--- DATASET EXCERPTS ---

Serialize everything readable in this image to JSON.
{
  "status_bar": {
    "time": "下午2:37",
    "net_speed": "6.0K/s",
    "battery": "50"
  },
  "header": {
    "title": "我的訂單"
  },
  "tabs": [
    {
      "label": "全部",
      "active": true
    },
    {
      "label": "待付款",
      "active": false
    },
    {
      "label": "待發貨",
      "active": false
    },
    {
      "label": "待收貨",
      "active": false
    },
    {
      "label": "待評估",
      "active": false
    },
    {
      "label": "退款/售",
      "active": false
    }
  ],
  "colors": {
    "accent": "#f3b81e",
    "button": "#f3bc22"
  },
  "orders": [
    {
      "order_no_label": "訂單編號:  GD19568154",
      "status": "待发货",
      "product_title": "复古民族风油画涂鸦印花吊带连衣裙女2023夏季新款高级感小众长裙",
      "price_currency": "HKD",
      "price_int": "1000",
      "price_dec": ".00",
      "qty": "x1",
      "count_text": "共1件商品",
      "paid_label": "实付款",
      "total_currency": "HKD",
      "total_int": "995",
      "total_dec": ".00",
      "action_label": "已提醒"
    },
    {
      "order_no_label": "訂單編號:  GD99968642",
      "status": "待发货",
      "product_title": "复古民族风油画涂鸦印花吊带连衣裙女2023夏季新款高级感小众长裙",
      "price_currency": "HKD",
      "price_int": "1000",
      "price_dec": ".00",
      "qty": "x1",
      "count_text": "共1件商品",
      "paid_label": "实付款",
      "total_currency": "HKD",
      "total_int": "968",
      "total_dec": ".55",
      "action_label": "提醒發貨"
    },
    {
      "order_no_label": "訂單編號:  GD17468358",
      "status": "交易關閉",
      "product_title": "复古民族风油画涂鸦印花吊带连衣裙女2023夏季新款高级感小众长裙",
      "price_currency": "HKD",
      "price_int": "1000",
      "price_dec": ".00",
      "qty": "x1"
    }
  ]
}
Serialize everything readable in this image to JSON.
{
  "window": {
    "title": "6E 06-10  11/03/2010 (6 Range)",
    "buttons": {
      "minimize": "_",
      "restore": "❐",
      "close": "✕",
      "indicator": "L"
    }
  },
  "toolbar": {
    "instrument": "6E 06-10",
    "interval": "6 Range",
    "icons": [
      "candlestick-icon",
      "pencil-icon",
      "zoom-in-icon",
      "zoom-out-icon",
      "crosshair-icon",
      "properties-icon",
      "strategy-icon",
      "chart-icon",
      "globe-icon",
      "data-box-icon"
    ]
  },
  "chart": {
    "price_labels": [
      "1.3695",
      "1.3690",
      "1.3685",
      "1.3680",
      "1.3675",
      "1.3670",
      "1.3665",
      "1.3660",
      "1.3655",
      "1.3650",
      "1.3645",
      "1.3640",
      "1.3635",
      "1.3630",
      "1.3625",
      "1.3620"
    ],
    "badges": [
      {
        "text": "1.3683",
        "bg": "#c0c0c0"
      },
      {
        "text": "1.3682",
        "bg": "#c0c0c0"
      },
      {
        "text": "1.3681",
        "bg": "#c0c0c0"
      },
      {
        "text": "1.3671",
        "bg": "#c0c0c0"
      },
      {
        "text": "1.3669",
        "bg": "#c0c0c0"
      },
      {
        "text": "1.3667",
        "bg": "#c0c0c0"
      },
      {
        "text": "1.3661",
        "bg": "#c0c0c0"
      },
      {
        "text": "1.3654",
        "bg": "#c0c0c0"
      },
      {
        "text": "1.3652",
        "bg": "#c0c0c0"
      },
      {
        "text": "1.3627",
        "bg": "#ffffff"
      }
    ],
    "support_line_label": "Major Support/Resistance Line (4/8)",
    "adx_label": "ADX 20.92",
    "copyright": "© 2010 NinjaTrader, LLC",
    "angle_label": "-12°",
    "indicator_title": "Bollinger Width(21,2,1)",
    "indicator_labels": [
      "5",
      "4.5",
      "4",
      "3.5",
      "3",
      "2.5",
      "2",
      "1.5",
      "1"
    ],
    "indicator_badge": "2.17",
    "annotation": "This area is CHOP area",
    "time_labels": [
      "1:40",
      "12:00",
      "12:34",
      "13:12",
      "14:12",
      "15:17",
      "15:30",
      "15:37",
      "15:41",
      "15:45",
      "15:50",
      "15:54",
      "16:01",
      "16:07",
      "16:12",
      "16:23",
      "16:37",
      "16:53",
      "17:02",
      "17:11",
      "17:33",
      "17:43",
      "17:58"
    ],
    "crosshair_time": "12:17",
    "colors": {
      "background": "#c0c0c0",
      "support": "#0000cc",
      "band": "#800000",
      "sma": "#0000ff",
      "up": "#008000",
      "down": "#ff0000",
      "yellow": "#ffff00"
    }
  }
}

---

WORK TO BE COMPLETED
Quote the whole listing above, leaving nothing out.

TASK RESPONSE
Serialize everything readable in this image to JSON.
{
  "status_bar": {
    "time": "下午2:37",
    "net_speed": "6.0K/s",
    "battery": "50"
  },
  "header": {
    "title": "我的訂單"
  },
  "tabs": [
    {
      "label": "全部",
      "active": true
    },
    {
      "label": "待付款",
      "active": false
    },
    {
      "label": "待發貨",
      "active": false
    },
    {
      "label": "待收貨",
      "active": false
    },
    {
      "label": "待評估",
      "active": false
    },
    {
      "label": "退款/售",
      "active": false
    }
  ],
  "colors": {
    "accent": "#f3b81e",
    "button": "#f3bc22"
  },
  "orders": [
    {
      "order_no_label": "訂單編號:  GD19568154",
      "status": "待发货",
      "product_title": "复古民族风油画涂鸦印花吊带连衣裙女2023夏季新款高级感小众长裙",
      "price_currency": "HKD",
      "price_int": "1000",
      "price_dec": ".00",
      "qty": "x1",
      "count_text": "共1件商品",
      "paid_label": "实付款",
      "total_currency": "HKD",
      "total_int": "995",
      "total_dec": ".00",
      "action_label": "已提醒"
    },
    {
      "order_no_label": "訂單編號:  GD99968642",
      "status": "待发货",
      "product_title": "复古民族风油画涂鸦印花吊带连衣裙女2023夏季新款高级感小众长裙",
      "price_currency": "HKD",
      "price_int": "1000",
      "price_dec": ".00",
      "qty": "x1",
      "count_text": "共1件商品",
      "paid_label": "实付款",
      "total_currency": "HKD",
      "total_int": "968",
      "total_dec": ".55",
      "action_label": "提醒發貨"
    },
    {
      "order_no_label": "訂單編號:  GD17468358",
      "status": "交易關閉",
      "product_title": "复古民族风油画涂鸦印花吊带连衣裙女2023夏季新款高级感小众长裙",
      "price_currency": "HKD",
      "price_int": "1000",
      "price_dec": ".00",
      "qty": "x1"
    }
  ]
}
Serialize everything readable in this image to JSON.
{
  "window": {
    "title": "6E 06-10  11/03/2010 (6 Range)",
    "buttons": {
      "minimize": "_",
      "restore": "❐",
      "close": "✕",
      "indicator": "L"
    }
  },
  "toolbar": {
    "instrument": "6E 06-10",
    "interval": "6 Range",
    "icons": [
      "candlestick-icon",
      "pencil-icon",
      "zoom-in-icon",
      "zoom-out-icon",
      "crosshair-icon",
      "properties-icon",
      "strategy-icon",
      "chart-icon",
      "globe-icon",
      "data-box-icon"
    ]
  },
  "chart": {
    "price_labels": [
      "1.3695",
      "1.3690",
      "1.3685",
      "1.3680",
      "1.3675",
      "1.3670",
      "1.3665",
      "1.3660",
      "1.3655",
      "1.3650",
      "1.3645",
      "1.3640",
      "1.3635",
      "1.3630",
      "1.3625",
      "1.3620"
    ],
    "badges": [
      {
        "text": "1.3683",
        "bg": "#c0c0c0"
      },
      {
        "text": "1.3682",
        "bg": "#c0c0c0"
      },
      {
        "text": "1.3681",
        "bg": "#c0c0c0"
      },
      {
        "text": "1.3671",
        "bg": "#c0c0c0"
      },
      {
        "text": "1.3669",
        "bg": "#c0c0c0"
      },
      {
        "text": "1.3667",
        "bg": "#c0c0c0"
      },
      {
        "text": "1.3661",
        "bg": "#c0c0c0"
      },
      {
        "text": "1.3654",
        "bg": "#c0c0c0"
      },
      {
        "text": "1.3652",
        "bg": "#c0c0c0"
      },
      {
        "text": "1.3627",
        "bg": "#ffffff"
      }
    ],
    "support_line_label": "Major Support/Resistance Line (4/8)",
    "adx_label": "ADX 20.92",
    "copyright": "© 2010 NinjaTrader, LLC",
    "angle_label": "-12°",
    "indicator_title": "Bollinger Width(21,2,1)",
    "indicator_labels": [
      "5",
      "4.5",
      "4",
      "3.5",
      "3",
      "2.5",
      "2",
      "1.5",
      "1"
    ],
    "indicator_badge": "2.17",
    "annotation": "This area is CHOP area",
    "time_labels": [
      "1:40",
      "12:00",
      "12:34",
      "13:12",
      "14:12",
      "15:17",
      "15:30",
      "15:37",
      "15:41",
      "15:45",
      "15:50",
      "15:54",
      "16:01",
      "16:07",
      "16:12",
      "16:23",
      "16:37",
      "16:53",
      "17:02",
      "17:11",
      "17:33",
      "17:43",
      "17:58"
    ],
    "crosshair_time": "12:17",
    "colors": {
      "background": "#c0c0c0",
      "support": "#0000cc",
      "band": "#800000",
      "sma": "#0000ff",
      "up": "#008000",
      "down": "#ff0000",
      "yellow": "#ffff00"
    }
  }
}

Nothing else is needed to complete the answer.